-- What the task asks --
Reproduce every entry exactly.
-- -- --
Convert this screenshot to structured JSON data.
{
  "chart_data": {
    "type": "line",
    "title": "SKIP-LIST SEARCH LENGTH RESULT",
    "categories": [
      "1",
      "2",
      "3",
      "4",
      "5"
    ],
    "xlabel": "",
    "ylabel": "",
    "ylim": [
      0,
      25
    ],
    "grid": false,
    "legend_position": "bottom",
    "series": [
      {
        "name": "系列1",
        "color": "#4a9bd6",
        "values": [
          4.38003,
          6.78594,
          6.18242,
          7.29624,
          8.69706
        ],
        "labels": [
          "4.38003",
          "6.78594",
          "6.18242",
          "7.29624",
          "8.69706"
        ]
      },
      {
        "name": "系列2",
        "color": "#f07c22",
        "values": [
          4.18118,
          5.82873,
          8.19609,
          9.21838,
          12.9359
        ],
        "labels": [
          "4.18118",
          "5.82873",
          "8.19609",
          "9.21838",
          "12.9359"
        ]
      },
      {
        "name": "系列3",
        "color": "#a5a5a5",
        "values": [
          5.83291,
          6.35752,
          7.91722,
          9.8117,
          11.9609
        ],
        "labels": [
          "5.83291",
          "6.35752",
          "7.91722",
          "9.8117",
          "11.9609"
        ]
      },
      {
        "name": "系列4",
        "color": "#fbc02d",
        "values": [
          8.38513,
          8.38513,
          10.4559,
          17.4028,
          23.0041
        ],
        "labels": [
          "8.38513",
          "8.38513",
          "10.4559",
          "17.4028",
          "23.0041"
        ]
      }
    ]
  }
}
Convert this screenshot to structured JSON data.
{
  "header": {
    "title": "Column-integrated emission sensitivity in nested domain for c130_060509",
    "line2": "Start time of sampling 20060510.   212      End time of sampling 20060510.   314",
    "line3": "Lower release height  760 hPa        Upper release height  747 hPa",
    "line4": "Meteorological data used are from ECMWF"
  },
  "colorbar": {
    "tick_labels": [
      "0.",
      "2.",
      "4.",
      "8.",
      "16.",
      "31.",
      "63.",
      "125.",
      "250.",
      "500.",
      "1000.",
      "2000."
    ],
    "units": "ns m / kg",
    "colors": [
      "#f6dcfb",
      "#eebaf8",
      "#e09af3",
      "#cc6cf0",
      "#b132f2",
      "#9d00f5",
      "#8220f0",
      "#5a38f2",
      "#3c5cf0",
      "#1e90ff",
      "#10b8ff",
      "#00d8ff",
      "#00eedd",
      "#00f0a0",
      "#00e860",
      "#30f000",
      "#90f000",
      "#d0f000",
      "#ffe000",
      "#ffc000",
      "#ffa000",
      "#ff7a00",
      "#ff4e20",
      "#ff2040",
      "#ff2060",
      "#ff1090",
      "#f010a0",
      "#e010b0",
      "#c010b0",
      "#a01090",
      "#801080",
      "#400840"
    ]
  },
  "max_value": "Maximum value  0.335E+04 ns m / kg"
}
-- -- --
-- Solution to the exercise --
Convert this screenshot to structured JSON data.
{
  "chart_data": {
    "type": "line",
    "title": "SKIP-LIST SEARCH LENGTH RESULT",
    "categories": [
      "1",
      "2",
      "3",
      "4",
      "5"
    ],
    "xlabel": "",
    "ylabel": "",
    "ylim": [
      0,
      25
    ],
    "grid": false,
    "legend_position": "bottom",
    "series": [
      {
        "name": "系列1",
        "color": "#4a9bd6",
        "values": [
          4.38003,
          6.78594,
          6.18242,
          7.29624,
          8.69706
        ],
        "labels": [
          "4.38003",
          "6.78594",
          "6.18242",
          "7.29624",
          "8.69706"
        ]
      },
      {
        "name": "系列2",
        "color": "#f07c22",
        "values": [
          4.18118,
          5.82873,
          8.19609,
          9.21838,
          12.9359
        ],
        "labels": [
          "4.18118",
          "5.82873",
          "8.19609",
          "9.21838",
          "12.9359"
        ]
      },
      {
        "name": "系列3",
        "color": "#a5a5a5",
        "values": [
          5.83291,
          6.35752,
          7.91722,
          9.8117,
          11.9609
        ],
        "labels": [
          "5.83291",
          "6.35752",
          "7.91722",
          "9.8117",
          "11.9609"
        ]
      },
      {
        "name": "系列4",
        "color": "#fbc02d",
        "values": [
          8.38513,
          8.38513,
          10.4559,
          17.4028,
          23.0041
        ],
        "labels": [
          "8.38513",
          "8.38513",
          "10.4559",
          "17.4028",
          "23.0041"
        ]
      }
    ]
  }
}
Convert this screenshot to structured JSON data.
{
  "header": {
    "title": "Column-integrated emission sensitivity in nested domain for c130_060509",
    "line2": "Start time of sampling 20060510.   212      End time of sampling 20060510.   314",
    "line3": "Lower release height  760 hPa        Upper release height  747 hPa",
    "line4": "Meteorological data used are from ECMWF"
  },
  "colorbar": {
    "tick_labels": [
      "0.",
      "2.",
      "4.",
      "8.",
      "16.",
      "31.",
      "63.",
      "125.",
      "250.",
      "500.",
      "1000.",
      "2000."
    ],
    "units": "ns m / kg",
    "colors": [
      "#f6dcfb",
      "#eebaf8",
      "#e09af3",
      "#cc6cf0",
      "#b132f2",
      "#9d00f5",
      "#8220f0",
      "#5a38f2",
      "#3c5cf0",
      "#1e90ff",
      "#10b8ff",
      "#00d8ff",
      "#00eedd",
      "#00f0a0",
      "#00e860",
      "#30f000",
      "#90f000",
      "#d0f000",
      "#ffe000",
      "#ffc000",
      "#ffa000",
      "#ff7a00",
      "#ff4e20",
      "#ff2040",
      "#ff2060",
      "#ff1090",
      "#f010a0",
      "#e010b0",
      "#c010b0",
      "#a01090",
      "#801080",
      "#400840"
    ]
  },
  "max_value": "Maximum value  0.335E+04 ns m / kg"
}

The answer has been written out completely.